■ **GIVEN TASK**
The records that follow should be retyped word for word.
## begin MATERIAL SUPPLIED
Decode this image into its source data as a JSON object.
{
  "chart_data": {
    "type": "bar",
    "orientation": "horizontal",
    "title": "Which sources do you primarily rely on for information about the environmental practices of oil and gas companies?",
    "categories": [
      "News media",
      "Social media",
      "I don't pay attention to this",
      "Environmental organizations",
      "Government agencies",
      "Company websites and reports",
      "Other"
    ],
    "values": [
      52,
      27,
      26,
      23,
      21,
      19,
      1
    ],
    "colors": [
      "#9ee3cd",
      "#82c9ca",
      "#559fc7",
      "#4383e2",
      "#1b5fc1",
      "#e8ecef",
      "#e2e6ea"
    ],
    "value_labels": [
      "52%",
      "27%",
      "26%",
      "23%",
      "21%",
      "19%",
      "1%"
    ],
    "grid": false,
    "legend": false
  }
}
## end MATERIAL SUPPLIED
■ **EXERCISE SOLUTION**
Decode this image into its source data as a JSON object.
{
  "chart_data": {
    "type": "bar",
    "orientation": "horizontal",
    "title": "Which sources do you primarily rely on for information about the environmental practices of oil and gas companies?",
    "categories": [
      "News media",
      "Social media",
      "I don't pay attention to this",
      "Environmental organizations",
      "Government agencies",
      "Company websites and reports",
      "Other"
    ],
    "values": [
      52,
      27,
      26,
      23,
      21,
      19,
      1
    ],
    "colors": [
      "#9ee3cd",
      "#82c9ca",
      "#559fc7",
      "#4383e2",
      "#1b5fc1",
      "#e8ecef",
      "#e2e6ea"
    ],
    "value_labels": [
      "52%",
      "27%",
      "26%",
      "23%",
      "21%",
      "19%",
      "1%"
    ],
    "grid": false,
    "legend": false
  }
}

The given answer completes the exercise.